▸ GOAL
Output all of the entries exactly as written.

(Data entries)
****************

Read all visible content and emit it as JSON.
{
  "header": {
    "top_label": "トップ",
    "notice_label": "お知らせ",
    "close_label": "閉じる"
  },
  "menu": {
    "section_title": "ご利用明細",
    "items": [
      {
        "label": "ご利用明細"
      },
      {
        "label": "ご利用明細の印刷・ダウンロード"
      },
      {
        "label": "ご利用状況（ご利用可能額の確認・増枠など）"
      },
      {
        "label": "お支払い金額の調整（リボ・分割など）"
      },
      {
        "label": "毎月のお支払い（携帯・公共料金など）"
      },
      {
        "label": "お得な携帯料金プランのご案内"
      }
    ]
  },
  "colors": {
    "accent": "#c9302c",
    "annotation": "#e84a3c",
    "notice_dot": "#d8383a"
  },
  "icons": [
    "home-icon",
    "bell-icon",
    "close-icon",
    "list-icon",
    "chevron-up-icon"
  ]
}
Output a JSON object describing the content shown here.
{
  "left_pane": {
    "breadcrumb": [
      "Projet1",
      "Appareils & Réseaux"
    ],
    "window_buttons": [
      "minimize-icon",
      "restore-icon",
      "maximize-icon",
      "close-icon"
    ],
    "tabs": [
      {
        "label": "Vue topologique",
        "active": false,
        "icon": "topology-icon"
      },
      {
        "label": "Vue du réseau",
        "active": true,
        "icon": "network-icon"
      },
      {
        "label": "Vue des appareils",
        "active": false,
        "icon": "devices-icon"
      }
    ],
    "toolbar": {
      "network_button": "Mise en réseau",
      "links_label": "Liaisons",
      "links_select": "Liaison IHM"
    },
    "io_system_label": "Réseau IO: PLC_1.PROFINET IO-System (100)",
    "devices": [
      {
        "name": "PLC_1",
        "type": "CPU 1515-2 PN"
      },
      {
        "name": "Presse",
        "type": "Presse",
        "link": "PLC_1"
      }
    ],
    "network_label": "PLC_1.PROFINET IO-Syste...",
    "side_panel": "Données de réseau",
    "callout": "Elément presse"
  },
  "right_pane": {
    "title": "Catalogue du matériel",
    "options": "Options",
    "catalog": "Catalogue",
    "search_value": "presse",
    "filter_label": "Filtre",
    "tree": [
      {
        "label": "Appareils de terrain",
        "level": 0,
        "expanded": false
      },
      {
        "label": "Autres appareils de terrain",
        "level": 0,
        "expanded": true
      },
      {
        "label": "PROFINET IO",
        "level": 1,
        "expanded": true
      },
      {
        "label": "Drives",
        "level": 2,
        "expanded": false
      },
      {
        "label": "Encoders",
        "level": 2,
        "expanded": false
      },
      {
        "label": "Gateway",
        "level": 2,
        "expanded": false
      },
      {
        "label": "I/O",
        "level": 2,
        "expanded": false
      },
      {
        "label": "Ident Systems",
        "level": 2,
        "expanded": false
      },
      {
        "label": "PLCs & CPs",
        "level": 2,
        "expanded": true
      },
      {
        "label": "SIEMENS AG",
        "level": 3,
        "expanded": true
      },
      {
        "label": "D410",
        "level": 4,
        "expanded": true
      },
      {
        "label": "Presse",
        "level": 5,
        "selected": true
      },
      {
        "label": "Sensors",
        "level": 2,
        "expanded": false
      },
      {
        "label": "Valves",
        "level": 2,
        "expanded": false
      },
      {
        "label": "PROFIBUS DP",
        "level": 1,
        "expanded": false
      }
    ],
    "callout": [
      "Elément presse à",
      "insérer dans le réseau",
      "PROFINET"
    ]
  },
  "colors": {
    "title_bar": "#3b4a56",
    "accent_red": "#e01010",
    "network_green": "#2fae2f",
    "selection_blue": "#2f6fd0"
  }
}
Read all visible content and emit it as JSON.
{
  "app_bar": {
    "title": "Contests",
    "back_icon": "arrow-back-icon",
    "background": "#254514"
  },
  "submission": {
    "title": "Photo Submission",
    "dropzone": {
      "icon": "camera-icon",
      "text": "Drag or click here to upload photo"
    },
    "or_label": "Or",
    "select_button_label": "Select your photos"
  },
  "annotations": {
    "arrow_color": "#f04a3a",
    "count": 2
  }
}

****************

▸ ANSWER FOR THE TASK
Read all visible content and emit it as JSON.
{
  "header": {
    "top_label": "トップ",
    "notice_label": "お知らせ",
    "close_label": "閉じる"
  },
  "menu": {
    "section_title": "ご利用明細",
    "items": [
      {
        "label": "ご利用明細"
      },
      {
        "label": "ご利用明細の印刷・ダウンロード"
      },
      {
        "label": "ご利用状況（ご利用可能額の確認・増枠など）"
      },
      {
        "label": "お支払い金額の調整（リボ・分割など）"
      },
      {
        "label": "毎月のお支払い（携帯・公共料金など）"
      },
      {
        "label": "お得な携帯料金プランのご案内"
      }
    ]
  },
  "colors": {
    "accent": "#c9302c",
    "annotation": "#e84a3c",
    "notice_dot": "#d8383a"
  },
  "icons": [
    "home-icon",
    "bell-icon",
    "close-icon",
    "list-icon",
    "chevron-up-icon"
  ]
}
Output a JSON object describing the content shown here.
{
  "left_pane": {
    "breadcrumb": [
      "Projet1",
      "Appareils & Réseaux"
    ],
    "window_buttons": [
      "minimize-icon",
      "restore-icon",
      "maximize-icon",
      "close-icon"
    ],
    "tabs": [
      {
        "label": "Vue topologique",
        "active": false,
        "icon": "topology-icon"
      },
      {
        "label": "Vue du réseau",
        "active": true,
        "icon": "network-icon"
      },
      {
        "label": "Vue des appareils",
        "active": false,
        "icon": "devices-icon"
      }
    ],
    "toolbar": {
      "network_button": "Mise en réseau",
      "links_label": "Liaisons",
      "links_select": "Liaison IHM"
    },
    "io_system_label": "Réseau IO: PLC_1.PROFINET IO-System (100)",
    "devices": [
      {
        "name": "PLC_1",
        "type": "CPU 1515-2 PN"
      },
      {
        "name": "Presse",
        "type": "Presse",
        "link": "PLC_1"
      }
    ],
    "network_label": "PLC_1.PROFINET IO-Syste...",
    "side_panel": "Données de réseau",
    "callout": "Elément presse"
  },
  "right_pane": {
    "title": "Catalogue du matériel",
    "options": "Options",
    "catalog": "Catalogue",
    "search_value": "presse",
    "filter_label": "Filtre",
    "tree": [
      {
        "label": "Appareils de terrain",
        "level": 0,
        "expanded": false
      },
      {
        "label": "Autres appareils de terrain",
        "level": 0,
        "expanded": true
      },
      {
        "label": "PROFINET IO",
        "level": 1,
        "expanded": true
      },
      {
        "label": "Drives",
        "level": 2,
        "expanded": false
      },
      {
        "label": "Encoders",
        "level": 2,
        "expanded": false
      },
      {
        "label": "Gateway",
        "level": 2,
        "expanded": false
      },
      {
        "label": "I/O",
        "level": 2,
        "expanded": false
      },
      {
        "label": "Ident Systems",
        "level": 2,
        "expanded": false
      },
      {
        "label": "PLCs & CPs",
        "level": 2,
        "expanded": true
      },
      {
        "label": "SIEMENS AG",
        "level": 3,
        "expanded": true
      },
      {
        "label": "D410",
        "level": 4,
        "expanded": true
      },
      {
        "label": "Presse",
        "level": 5,
        "selected": true
      },
      {
        "label": "Sensors",
        "level": 2,
        "expanded": false
      },
      {
        "label": "Valves",
        "level": 2,
        "expanded": false
      },
      {
        "label": "PROFIBUS DP",
        "level": 1,
        "expanded": false
      }
    ],
    "callout": [
      "Elément presse à",
      "insérer dans le réseau",
      "PROFINET"
    ]
  },
  "colors": {
    "title_bar": "#3b4a56",
    "accent_red": "#e01010",
    "network_green": "#2fae2f",
    "selection_blue": "#2f6fd0"
  }
}
Read all visible content and emit it as JSON.
{
  "app_bar": {
    "title": "Contests",
    "back_icon": "arrow-back-icon",
    "background": "#254514"
  },
  "submission": {
    "title": "Photo Submission",
    "dropzone": {
      "icon": "camera-icon",
      "text": "Drag or click here to upload photo"
    },
    "or_label": "Or",
    "select_button_label": "Select your photos"
  },
  "annotations": {
    "arrow_color": "#f04a3a",
    "count": 2
  }
}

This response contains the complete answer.